#### [INFORMATION SHOWN]
-- Start --

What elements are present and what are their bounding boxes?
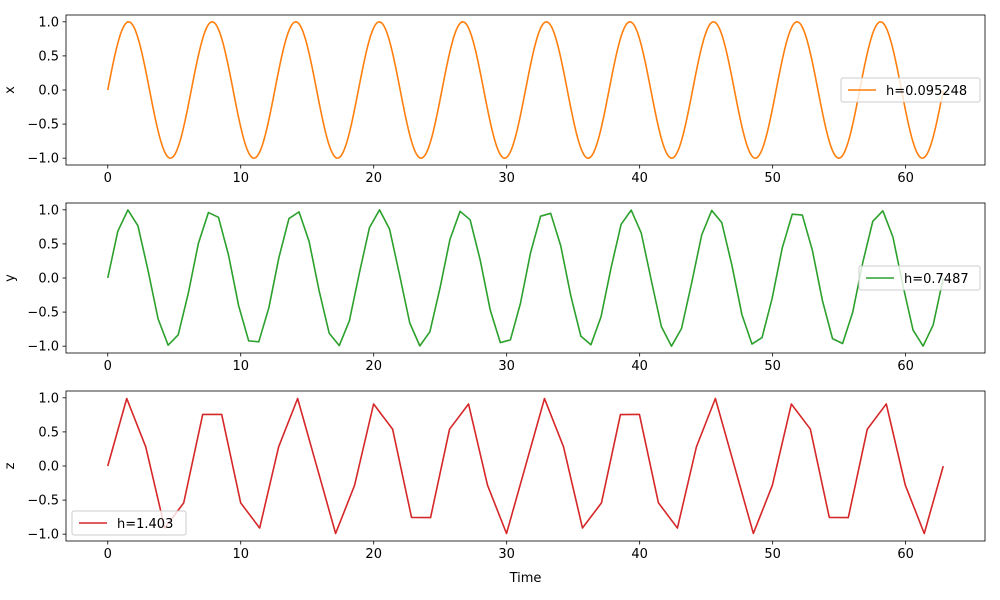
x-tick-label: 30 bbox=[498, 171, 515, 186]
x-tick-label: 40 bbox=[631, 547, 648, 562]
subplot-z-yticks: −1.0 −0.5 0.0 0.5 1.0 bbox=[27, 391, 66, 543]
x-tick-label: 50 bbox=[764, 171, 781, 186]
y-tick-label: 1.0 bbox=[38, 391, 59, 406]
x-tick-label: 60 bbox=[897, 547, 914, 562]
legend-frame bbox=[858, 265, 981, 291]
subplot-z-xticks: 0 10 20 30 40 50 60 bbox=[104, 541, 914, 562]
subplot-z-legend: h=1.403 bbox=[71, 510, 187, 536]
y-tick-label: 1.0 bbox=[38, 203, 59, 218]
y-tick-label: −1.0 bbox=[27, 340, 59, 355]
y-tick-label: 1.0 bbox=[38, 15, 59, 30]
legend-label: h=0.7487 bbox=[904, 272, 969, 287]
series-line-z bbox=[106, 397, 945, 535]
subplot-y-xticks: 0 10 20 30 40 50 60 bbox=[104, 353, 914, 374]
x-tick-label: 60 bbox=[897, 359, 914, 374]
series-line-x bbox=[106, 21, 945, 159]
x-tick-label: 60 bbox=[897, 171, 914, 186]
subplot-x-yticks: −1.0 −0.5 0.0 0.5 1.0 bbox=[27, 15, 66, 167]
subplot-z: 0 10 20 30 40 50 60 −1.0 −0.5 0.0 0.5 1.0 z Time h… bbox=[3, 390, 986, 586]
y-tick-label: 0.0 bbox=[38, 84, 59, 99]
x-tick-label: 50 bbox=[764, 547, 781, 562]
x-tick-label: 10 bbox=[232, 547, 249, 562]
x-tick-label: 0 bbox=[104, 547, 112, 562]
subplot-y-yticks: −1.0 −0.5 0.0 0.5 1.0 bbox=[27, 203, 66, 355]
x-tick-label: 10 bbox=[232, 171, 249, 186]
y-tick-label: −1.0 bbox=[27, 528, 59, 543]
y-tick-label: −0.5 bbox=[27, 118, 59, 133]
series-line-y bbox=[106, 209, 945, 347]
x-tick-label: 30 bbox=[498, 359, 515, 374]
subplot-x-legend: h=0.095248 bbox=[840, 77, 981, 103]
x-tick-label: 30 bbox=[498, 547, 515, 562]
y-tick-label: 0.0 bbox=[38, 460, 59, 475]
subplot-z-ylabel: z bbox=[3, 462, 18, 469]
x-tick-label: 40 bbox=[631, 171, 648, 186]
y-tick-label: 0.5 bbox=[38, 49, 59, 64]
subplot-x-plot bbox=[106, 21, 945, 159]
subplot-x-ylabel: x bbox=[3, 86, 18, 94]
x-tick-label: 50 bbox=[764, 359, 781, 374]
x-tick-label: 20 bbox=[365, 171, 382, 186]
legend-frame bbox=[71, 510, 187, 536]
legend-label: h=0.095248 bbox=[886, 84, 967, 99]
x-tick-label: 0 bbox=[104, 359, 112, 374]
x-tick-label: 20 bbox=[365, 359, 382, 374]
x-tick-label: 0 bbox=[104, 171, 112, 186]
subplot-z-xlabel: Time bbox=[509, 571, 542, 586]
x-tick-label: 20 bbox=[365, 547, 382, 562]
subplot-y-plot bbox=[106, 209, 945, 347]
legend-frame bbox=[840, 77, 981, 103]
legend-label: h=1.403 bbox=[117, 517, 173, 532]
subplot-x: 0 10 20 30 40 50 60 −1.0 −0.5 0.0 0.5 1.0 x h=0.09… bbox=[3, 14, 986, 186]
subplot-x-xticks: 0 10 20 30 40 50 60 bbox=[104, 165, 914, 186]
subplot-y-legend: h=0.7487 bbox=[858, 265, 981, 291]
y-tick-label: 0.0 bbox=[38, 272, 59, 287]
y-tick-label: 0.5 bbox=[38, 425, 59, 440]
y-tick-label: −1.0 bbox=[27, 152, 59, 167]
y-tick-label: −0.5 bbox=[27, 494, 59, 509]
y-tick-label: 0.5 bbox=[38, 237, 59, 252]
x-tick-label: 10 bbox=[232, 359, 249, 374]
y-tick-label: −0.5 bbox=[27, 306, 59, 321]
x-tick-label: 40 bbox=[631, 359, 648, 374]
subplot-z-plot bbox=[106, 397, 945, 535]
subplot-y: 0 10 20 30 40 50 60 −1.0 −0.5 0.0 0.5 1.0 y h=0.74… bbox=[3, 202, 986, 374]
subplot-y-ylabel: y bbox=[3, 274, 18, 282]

-- End --
-- Start --

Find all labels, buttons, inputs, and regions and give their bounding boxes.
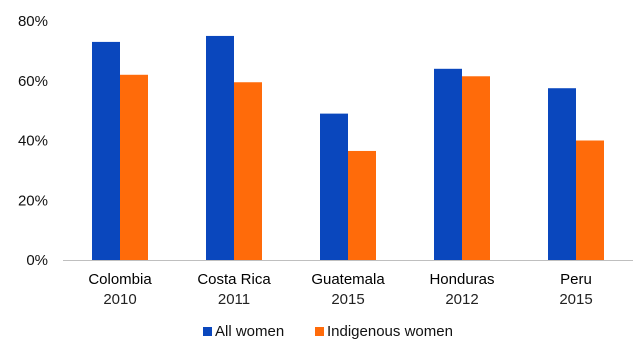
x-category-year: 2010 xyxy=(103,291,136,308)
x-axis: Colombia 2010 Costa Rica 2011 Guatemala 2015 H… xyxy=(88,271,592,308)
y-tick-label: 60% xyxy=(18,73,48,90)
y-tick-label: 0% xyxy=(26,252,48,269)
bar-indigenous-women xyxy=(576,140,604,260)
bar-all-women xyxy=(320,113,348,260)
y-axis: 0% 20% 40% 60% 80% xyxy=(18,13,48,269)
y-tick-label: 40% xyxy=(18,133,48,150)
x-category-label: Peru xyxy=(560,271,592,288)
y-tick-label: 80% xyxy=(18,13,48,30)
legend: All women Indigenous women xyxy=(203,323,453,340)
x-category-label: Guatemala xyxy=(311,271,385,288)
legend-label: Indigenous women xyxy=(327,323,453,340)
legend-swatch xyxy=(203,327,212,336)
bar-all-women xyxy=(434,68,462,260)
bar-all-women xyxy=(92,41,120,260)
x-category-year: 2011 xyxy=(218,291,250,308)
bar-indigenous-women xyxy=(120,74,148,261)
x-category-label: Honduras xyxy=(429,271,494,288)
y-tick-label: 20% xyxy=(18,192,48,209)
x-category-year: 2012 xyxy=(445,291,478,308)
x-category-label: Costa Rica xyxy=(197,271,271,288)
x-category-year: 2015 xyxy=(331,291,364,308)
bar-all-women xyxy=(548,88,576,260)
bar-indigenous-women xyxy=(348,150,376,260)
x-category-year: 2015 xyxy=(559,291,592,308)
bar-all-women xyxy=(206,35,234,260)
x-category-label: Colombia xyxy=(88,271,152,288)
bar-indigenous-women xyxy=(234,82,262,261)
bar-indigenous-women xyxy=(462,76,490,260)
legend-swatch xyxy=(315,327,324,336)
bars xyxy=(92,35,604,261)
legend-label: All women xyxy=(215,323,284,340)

-- End --
-- Start --

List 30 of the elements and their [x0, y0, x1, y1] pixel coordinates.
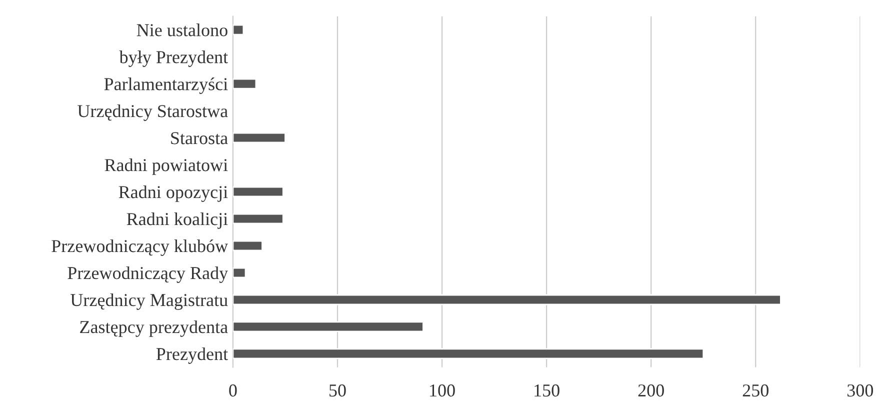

-- End --

#### [WHAT IS REQUIRED]
How many lines in the entries above contain the word "series"? Reply with the number only.

#### [RESULT BELOW]
3